- **Task to carry out**
Rewrite the listing below, replacing every "product-price" with "item-price" and leaving everything else unchanged.

- **Provided entries**
-------

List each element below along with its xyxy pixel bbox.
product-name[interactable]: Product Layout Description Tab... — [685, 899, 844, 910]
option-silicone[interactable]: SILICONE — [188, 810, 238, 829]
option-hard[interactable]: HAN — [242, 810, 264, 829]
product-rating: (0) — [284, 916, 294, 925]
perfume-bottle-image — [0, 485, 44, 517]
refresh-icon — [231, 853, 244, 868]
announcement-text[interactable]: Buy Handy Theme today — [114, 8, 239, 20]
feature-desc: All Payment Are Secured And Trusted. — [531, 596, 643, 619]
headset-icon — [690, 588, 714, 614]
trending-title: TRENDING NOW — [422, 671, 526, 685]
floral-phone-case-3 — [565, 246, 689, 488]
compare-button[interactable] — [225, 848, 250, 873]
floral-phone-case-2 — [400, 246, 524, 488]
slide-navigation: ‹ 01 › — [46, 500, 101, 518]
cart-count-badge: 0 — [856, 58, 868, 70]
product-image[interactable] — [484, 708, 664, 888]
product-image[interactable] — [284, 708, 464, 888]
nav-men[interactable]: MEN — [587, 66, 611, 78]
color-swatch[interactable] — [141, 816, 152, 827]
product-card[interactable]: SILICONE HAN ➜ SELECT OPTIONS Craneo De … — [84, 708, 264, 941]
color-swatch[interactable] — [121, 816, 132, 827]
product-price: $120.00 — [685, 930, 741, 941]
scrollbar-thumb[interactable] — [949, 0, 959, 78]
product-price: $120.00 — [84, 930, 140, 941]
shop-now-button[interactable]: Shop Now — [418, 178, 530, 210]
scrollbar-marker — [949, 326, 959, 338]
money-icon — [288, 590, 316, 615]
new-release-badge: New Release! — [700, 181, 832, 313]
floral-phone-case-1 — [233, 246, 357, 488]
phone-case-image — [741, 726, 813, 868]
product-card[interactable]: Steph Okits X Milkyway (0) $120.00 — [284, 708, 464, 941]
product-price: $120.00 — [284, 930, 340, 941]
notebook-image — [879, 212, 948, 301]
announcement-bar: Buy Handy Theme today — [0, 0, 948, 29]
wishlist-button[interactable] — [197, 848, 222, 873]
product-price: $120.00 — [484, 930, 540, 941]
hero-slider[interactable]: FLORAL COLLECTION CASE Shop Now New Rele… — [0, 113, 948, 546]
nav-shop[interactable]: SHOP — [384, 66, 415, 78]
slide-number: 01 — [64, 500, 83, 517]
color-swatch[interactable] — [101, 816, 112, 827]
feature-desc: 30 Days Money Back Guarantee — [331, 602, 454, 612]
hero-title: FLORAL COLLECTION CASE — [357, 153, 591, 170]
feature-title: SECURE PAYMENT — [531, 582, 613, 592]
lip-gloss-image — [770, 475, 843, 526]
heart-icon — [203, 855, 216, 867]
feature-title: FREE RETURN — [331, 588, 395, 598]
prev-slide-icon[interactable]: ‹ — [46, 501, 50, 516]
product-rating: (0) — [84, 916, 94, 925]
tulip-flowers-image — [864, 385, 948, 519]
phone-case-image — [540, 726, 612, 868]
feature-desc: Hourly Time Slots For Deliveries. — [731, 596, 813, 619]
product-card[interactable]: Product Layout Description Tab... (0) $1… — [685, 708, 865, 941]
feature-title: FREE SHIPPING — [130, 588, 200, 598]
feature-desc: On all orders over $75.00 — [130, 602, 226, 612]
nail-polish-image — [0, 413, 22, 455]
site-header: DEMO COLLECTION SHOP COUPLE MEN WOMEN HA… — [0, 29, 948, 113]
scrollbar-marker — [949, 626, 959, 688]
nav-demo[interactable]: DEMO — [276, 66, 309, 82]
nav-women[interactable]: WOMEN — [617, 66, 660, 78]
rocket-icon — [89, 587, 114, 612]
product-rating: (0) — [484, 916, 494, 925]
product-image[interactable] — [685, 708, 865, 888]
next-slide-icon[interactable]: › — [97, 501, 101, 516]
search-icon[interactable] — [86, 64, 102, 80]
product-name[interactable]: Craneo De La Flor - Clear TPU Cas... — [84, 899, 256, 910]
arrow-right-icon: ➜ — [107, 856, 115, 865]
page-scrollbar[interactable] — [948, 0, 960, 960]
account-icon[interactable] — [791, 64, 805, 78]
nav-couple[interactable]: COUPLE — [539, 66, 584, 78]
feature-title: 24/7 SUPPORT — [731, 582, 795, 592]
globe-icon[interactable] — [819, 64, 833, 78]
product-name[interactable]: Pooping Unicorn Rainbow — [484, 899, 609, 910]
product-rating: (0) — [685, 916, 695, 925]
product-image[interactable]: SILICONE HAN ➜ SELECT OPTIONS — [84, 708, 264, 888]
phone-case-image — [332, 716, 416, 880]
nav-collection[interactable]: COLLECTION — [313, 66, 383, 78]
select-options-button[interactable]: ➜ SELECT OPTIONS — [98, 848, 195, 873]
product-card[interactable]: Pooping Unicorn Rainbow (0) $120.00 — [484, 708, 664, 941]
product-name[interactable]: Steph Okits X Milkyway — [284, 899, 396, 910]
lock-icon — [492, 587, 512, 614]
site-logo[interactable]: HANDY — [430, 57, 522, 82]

-------

- **The output**
List each element below along with its xyxy pixel bbox.
product-name[interactable]: Product Layout Description Tab... — [685, 899, 844, 910]
option-silicone[interactable]: SILICONE — [188, 810, 238, 829]
option-hard[interactable]: HAN — [242, 810, 264, 829]
product-rating: (0) — [284, 916, 294, 925]
perfume-bottle-image — [0, 485, 44, 517]
refresh-icon — [231, 853, 244, 868]
announcement-text[interactable]: Buy Handy Theme today — [114, 8, 239, 20]
feature-desc: All Payment Are Secured And Trusted. — [531, 596, 643, 619]
headset-icon — [690, 588, 714, 614]
trending-title: TRENDING NOW — [422, 671, 526, 685]
floral-phone-case-3 — [565, 246, 689, 488]
compare-button[interactable] — [225, 848, 250, 873]
floral-phone-case-2 — [400, 246, 524, 488]
slide-navigation: ‹ 01 › — [46, 500, 101, 518]
cart-count-badge: 0 — [856, 58, 868, 70]
product-image[interactable] — [484, 708, 664, 888]
product-image[interactable] — [284, 708, 464, 888]
nav-men[interactable]: MEN — [587, 66, 611, 78]
color-swatch[interactable] — [141, 816, 152, 827]
product-card[interactable]: SILICONE HAN ➜ SELECT OPTIONS Craneo De … — [84, 708, 264, 941]
color-swatch[interactable] — [121, 816, 132, 827]
item-price: $120.00 — [685, 930, 741, 941]
scrollbar-thumb[interactable] — [949, 0, 959, 78]
item-price: $120.00 — [84, 930, 140, 941]
shop-now-button[interactable]: Shop Now — [418, 178, 530, 210]
scrollbar-marker — [949, 326, 959, 338]
money-icon — [288, 590, 316, 615]
new-release-badge: New Release! — [700, 181, 832, 313]
floral-phone-case-1 — [233, 246, 357, 488]
phone-case-image — [741, 726, 813, 868]
product-card[interactable]: Steph Okits X Milkyway (0) $120.00 — [284, 708, 464, 941]
item-price: $120.00 — [284, 930, 340, 941]
notebook-image — [879, 212, 948, 301]
announcement-bar: Buy Handy Theme today — [0, 0, 948, 29]
wishlist-button[interactable] — [197, 848, 222, 873]
item-price: $120.00 — [484, 930, 540, 941]
hero-slider[interactable]: FLORAL COLLECTION CASE Shop Now New Rele… — [0, 113, 948, 546]
nav-shop[interactable]: SHOP — [384, 66, 415, 78]
slide-number: 01 — [64, 500, 83, 517]
color-swatch[interactable] — [101, 816, 112, 827]
feature-desc: 30 Days Money Back Guarantee — [331, 602, 454, 612]
hero-title: FLORAL COLLECTION CASE — [357, 153, 591, 170]
feature-title: SECURE PAYMENT — [531, 582, 613, 592]
lip-gloss-image — [770, 475, 843, 526]
heart-icon — [203, 855, 216, 867]
feature-title: FREE RETURN — [331, 588, 395, 598]
prev-slide-icon[interactable]: ‹ — [46, 501, 50, 516]
product-rating: (0) — [84, 916, 94, 925]
tulip-flowers-image — [864, 385, 948, 519]
phone-case-image — [540, 726, 612, 868]
feature-desc: Hourly Time Slots For Deliveries. — [731, 596, 813, 619]
product-card[interactable]: Product Layout Description Tab... (0) $1… — [685, 708, 865, 941]
feature-title: FREE SHIPPING — [130, 588, 200, 598]
feature-desc: On all orders over $75.00 — [130, 602, 226, 612]
nail-polish-image — [0, 413, 22, 455]
site-header: DEMO COLLECTION SHOP COUPLE MEN WOMEN HA… — [0, 29, 948, 113]
scrollbar-marker — [949, 626, 959, 688]
nav-demo[interactable]: DEMO — [276, 66, 309, 82]
nav-women[interactable]: WOMEN — [617, 66, 660, 78]
rocket-icon — [89, 587, 114, 612]
product-rating: (0) — [484, 916, 494, 925]
product-image[interactable] — [685, 708, 865, 888]
next-slide-icon[interactable]: › — [97, 501, 101, 516]
search-icon[interactable] — [86, 64, 102, 80]
product-name[interactable]: Craneo De La Flor - Clear TPU Cas... — [84, 899, 256, 910]
arrow-right-icon: ➜ — [107, 856, 115, 865]
page-scrollbar[interactable] — [948, 0, 960, 960]
account-icon[interactable] — [791, 64, 805, 78]
nav-couple[interactable]: COUPLE — [539, 66, 584, 78]
feature-title: 24/7 SUPPORT — [731, 582, 795, 592]
globe-icon[interactable] — [819, 64, 833, 78]
product-name[interactable]: Pooping Unicorn Rainbow — [484, 899, 609, 910]
product-rating: (0) — [685, 916, 695, 925]
product-image[interactable]: SILICONE HAN ➜ SELECT OPTIONS — [84, 708, 264, 888]
phone-case-image — [332, 716, 416, 880]
nav-collection[interactable]: COLLECTION — [313, 66, 383, 78]
select-options-button[interactable]: ➜ SELECT OPTIONS — [98, 848, 195, 873]
product-card[interactable]: Pooping Unicorn Rainbow (0) $120.00 — [484, 708, 664, 941]
product-name[interactable]: Steph Okits X Milkyway — [284, 899, 396, 910]
lock-icon — [492, 587, 512, 614]
site-logo[interactable]: HANDY — [430, 57, 522, 82]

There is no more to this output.